* start *

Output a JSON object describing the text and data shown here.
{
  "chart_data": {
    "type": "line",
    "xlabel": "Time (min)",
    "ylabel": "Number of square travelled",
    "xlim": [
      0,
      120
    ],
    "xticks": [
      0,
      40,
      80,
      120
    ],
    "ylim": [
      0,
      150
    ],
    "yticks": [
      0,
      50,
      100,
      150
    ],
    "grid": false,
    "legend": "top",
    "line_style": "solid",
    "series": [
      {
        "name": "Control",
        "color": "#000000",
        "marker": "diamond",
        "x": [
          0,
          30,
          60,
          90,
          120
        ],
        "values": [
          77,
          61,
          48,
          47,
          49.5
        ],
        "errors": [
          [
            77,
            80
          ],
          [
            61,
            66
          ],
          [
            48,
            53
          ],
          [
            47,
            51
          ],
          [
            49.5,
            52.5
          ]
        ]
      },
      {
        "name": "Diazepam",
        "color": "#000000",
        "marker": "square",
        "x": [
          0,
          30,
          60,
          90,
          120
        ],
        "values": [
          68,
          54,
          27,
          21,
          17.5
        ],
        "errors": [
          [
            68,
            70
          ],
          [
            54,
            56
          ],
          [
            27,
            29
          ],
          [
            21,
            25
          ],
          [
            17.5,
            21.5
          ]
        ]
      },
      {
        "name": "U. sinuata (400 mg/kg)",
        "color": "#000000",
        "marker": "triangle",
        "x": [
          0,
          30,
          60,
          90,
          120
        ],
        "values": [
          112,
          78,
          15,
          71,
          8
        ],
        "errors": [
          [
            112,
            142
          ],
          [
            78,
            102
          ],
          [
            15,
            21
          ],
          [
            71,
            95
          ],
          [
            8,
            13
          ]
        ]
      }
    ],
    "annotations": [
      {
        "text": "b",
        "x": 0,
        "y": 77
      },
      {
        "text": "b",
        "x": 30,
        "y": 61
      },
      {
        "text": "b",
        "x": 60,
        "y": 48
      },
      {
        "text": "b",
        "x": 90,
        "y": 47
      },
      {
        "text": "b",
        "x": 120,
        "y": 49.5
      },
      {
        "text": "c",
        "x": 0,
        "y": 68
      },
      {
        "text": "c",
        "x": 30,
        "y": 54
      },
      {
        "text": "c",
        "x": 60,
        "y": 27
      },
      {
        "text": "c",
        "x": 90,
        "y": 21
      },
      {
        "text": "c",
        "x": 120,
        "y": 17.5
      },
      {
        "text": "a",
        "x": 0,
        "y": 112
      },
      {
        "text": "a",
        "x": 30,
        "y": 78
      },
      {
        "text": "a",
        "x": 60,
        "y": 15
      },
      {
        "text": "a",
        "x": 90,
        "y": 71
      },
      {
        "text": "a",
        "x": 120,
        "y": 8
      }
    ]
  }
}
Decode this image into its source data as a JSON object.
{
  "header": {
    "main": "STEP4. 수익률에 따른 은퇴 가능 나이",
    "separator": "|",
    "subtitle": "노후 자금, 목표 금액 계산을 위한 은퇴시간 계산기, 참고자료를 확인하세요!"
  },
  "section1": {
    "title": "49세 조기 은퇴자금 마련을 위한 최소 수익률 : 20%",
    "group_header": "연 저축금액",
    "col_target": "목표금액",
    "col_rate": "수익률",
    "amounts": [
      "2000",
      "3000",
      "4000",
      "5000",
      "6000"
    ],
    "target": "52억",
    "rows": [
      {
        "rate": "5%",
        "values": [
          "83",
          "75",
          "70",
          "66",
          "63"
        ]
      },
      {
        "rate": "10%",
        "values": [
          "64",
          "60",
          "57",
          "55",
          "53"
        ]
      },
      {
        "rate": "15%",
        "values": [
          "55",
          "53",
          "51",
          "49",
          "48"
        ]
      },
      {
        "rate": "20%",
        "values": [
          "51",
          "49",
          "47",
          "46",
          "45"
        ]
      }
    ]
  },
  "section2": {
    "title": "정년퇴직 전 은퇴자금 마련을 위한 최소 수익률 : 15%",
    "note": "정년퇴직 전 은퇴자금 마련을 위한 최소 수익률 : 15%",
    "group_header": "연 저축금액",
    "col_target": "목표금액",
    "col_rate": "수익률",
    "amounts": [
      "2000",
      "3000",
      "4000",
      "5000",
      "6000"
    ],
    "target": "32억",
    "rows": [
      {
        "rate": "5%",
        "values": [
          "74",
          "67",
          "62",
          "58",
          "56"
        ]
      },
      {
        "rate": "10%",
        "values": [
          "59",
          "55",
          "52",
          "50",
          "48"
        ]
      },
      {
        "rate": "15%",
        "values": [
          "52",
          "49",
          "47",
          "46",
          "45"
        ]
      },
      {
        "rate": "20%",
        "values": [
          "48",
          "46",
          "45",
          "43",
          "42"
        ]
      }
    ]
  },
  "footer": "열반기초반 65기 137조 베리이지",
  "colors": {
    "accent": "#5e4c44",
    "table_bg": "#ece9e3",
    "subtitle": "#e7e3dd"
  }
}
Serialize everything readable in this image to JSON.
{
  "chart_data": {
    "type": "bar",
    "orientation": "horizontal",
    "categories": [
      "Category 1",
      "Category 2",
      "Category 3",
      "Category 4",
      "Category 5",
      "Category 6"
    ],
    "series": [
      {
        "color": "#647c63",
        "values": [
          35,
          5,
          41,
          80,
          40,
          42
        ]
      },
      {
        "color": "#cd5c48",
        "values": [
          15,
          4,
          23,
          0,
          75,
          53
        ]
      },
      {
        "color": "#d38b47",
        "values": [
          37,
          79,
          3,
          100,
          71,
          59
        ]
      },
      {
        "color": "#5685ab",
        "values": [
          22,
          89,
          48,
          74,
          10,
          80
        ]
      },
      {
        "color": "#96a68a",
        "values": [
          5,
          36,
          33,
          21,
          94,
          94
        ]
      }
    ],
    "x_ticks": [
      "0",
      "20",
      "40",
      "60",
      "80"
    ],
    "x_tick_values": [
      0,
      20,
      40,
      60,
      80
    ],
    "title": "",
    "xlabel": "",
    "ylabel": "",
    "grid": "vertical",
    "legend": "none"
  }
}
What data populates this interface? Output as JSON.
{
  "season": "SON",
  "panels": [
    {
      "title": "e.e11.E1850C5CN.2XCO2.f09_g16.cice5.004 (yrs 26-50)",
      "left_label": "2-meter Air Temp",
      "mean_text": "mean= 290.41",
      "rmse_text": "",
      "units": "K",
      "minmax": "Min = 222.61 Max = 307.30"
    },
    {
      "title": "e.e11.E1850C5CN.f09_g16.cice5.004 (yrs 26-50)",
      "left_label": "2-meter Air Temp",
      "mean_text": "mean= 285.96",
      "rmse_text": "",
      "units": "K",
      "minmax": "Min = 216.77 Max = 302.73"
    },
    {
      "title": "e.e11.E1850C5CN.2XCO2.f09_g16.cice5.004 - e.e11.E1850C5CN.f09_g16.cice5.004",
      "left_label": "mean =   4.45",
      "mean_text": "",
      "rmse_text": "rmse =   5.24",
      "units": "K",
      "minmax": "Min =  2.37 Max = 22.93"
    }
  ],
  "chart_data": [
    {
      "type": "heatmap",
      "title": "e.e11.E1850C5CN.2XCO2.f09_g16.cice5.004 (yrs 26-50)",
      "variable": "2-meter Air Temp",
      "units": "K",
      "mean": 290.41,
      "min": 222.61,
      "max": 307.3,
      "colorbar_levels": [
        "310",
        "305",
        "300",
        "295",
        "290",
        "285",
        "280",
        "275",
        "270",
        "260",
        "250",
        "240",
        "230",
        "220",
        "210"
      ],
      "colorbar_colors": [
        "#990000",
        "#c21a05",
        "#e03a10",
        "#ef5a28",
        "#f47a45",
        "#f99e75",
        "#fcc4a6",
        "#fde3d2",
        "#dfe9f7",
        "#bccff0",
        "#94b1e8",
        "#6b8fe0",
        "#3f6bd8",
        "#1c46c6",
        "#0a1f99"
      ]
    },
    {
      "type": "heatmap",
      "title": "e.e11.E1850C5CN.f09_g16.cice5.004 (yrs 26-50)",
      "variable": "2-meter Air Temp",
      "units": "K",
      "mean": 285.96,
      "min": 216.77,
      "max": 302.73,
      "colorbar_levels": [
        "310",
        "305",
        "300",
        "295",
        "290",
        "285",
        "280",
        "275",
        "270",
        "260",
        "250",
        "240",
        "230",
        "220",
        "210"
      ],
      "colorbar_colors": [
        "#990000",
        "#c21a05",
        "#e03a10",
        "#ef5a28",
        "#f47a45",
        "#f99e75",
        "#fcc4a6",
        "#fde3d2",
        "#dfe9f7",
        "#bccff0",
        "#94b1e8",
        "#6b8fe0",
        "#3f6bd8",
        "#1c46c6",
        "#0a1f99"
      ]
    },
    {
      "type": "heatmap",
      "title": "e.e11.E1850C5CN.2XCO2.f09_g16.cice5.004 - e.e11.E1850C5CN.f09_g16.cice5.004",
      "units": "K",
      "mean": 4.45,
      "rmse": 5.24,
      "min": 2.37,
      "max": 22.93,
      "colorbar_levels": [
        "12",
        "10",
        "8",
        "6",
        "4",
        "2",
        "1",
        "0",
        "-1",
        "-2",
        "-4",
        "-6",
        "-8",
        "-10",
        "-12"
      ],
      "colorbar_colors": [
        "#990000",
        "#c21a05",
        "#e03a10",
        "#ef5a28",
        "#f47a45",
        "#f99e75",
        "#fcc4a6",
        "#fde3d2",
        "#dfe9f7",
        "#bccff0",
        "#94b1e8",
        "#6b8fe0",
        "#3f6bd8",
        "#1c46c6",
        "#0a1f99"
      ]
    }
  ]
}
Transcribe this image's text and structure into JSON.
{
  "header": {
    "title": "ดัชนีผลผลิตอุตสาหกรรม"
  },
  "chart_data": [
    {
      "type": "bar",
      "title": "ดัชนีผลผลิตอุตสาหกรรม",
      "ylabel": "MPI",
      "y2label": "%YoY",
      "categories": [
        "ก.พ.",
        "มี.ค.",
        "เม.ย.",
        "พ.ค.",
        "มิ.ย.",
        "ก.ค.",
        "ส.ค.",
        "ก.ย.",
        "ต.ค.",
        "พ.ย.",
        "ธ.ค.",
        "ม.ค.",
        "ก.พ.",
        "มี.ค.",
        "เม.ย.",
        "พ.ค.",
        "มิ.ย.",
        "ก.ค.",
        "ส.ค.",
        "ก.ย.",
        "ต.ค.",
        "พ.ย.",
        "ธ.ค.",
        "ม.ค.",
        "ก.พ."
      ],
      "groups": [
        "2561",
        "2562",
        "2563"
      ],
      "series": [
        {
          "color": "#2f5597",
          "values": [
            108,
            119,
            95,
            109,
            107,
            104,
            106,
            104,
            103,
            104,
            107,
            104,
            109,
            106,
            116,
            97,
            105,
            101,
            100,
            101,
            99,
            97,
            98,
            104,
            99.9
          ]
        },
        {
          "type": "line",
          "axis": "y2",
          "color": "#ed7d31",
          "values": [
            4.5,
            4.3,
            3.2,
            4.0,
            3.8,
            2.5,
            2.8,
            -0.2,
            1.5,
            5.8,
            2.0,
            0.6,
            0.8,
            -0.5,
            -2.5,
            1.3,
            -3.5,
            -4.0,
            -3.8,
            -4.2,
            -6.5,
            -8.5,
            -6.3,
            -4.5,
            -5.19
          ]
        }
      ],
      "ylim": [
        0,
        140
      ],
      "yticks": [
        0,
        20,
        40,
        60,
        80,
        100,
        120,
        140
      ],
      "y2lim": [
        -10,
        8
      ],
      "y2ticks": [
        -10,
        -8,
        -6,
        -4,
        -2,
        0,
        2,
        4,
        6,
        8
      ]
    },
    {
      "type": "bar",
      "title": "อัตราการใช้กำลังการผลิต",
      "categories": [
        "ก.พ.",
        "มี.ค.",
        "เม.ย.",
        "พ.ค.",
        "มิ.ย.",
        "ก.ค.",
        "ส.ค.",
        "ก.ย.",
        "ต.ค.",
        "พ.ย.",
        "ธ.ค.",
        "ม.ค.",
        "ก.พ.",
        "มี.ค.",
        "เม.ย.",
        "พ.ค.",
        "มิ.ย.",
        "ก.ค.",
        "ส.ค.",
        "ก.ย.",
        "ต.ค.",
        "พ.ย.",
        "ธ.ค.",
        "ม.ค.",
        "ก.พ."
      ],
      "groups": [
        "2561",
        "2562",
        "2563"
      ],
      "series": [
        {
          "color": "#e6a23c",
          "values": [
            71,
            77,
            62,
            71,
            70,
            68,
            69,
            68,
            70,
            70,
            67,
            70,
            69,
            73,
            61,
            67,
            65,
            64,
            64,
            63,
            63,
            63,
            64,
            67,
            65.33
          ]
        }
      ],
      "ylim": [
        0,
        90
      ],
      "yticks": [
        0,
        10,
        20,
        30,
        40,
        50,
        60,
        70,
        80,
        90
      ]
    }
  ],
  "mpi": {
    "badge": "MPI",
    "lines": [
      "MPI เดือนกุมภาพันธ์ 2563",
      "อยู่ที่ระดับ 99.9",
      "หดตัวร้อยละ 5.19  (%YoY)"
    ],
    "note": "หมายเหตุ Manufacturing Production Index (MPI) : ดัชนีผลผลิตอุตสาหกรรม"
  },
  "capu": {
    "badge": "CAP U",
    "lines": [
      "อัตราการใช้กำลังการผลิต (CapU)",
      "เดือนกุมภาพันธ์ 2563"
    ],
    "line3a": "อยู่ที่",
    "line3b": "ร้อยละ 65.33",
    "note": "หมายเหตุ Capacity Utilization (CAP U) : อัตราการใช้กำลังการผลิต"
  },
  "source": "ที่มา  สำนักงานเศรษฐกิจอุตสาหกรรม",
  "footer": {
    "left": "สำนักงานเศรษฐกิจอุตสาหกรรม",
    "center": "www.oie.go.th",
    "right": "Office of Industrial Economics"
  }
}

* end *

(EXERCISE INSTRUCTIONS)
List the lines that contain the word "JSON".

(SOLUTION TO THE EXERCISE)
Output a JSON object describing the text and data shown here.
Decode this image into its source data as a JSON object.
Serialize everything readable in this image to JSON.
What data populates this interface? Output as JSON.
Transcribe this image's text and structure into JSON.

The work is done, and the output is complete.